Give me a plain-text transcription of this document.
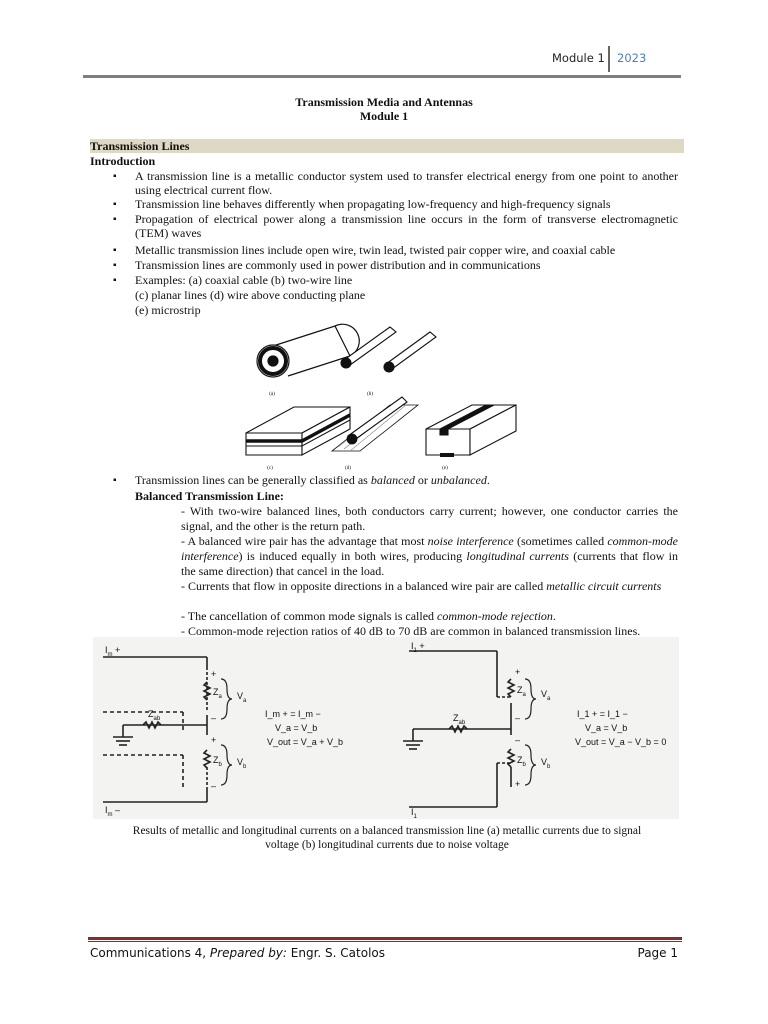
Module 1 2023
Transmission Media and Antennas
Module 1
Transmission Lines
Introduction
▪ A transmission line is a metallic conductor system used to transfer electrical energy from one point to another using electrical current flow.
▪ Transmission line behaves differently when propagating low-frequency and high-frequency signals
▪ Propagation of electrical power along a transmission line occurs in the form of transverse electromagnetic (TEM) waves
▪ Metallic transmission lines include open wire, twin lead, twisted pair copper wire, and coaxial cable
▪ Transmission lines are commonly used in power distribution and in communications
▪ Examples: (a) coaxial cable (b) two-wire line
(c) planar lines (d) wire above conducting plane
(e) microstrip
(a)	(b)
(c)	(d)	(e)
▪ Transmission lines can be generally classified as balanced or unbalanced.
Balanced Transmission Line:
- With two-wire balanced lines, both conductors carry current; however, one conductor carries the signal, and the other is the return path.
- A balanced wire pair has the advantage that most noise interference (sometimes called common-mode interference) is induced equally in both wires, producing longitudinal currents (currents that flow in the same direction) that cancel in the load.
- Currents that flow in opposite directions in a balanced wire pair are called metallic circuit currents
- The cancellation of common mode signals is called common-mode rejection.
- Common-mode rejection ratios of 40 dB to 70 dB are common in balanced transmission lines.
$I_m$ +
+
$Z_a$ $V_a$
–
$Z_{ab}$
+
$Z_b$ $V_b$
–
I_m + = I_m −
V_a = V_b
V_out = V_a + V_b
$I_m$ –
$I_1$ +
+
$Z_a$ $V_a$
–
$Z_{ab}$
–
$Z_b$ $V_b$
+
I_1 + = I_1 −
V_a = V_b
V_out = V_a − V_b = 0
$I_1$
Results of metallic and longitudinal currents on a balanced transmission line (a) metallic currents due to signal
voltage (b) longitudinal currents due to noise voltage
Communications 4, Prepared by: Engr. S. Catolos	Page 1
--- --- ---
Quote everything in the listing above exactly; pictures are the only thing to omit.

Give me a plain-text transcription of this document.
Module 1 2023
Transmission Media and Antennas
Module 1
Transmission Lines
Introduction
▪ A transmission line is a metallic conductor system used to transfer electrical energy from one point to another using electrical current flow.
▪ Transmission line behaves differently when propagating low-frequency and high-frequency signals
▪ Propagation of electrical power along a transmission line occurs in the form of transverse electromagnetic (TEM) waves
▪ Metallic transmission lines include open wire, twin lead, twisted pair copper wire, and coaxial cable
▪ Transmission lines are commonly used in power distribution and in communications
▪ Examples: (a) coaxial cable (b) two-wire line
(c) planar lines (d) wire above conducting plane
(e) microstrip
(a)	(b)
(c)	(d)	(e)
▪ Transmission lines can be generally classified as balanced or unbalanced.
Balanced Transmission Line:
- With two-wire balanced lines, both conductors carry current; however, one conductor carries the signal, and the other is the return path.
- A balanced wire pair has the advantage that most noise interference (sometimes called common-mode interference) is induced equally in both wires, producing longitudinal currents (currents that flow in the same direction) that cancel in the load.
- Currents that flow in opposite directions in a balanced wire pair are called metallic circuit currents
- The cancellation of common mode signals is called common-mode rejection.
- Common-mode rejection ratios of 40 dB to 70 dB are common in balanced transmission lines.
$I_m$ +
+
$Z_a$ $V_a$
–
$Z_{ab}$
+
$Z_b$ $V_b$
–
I_m + = I_m −
V_a = V_b
V_out = V_a + V_b
$I_m$ –
$I_1$ +
+
$Z_a$ $V_a$
–
$Z_{ab}$
–
$Z_b$ $V_b$
+
I_1 + = I_1 −
V_a = V_b
V_out = V_a − V_b = 0
$I_1$
Results of metallic and longitudinal currents on a balanced transmission line (a) metallic currents due to signal
voltage (b) longitudinal currents due to noise voltage
Communications 4, Prepared by: Engr. S. Catolos	Page 1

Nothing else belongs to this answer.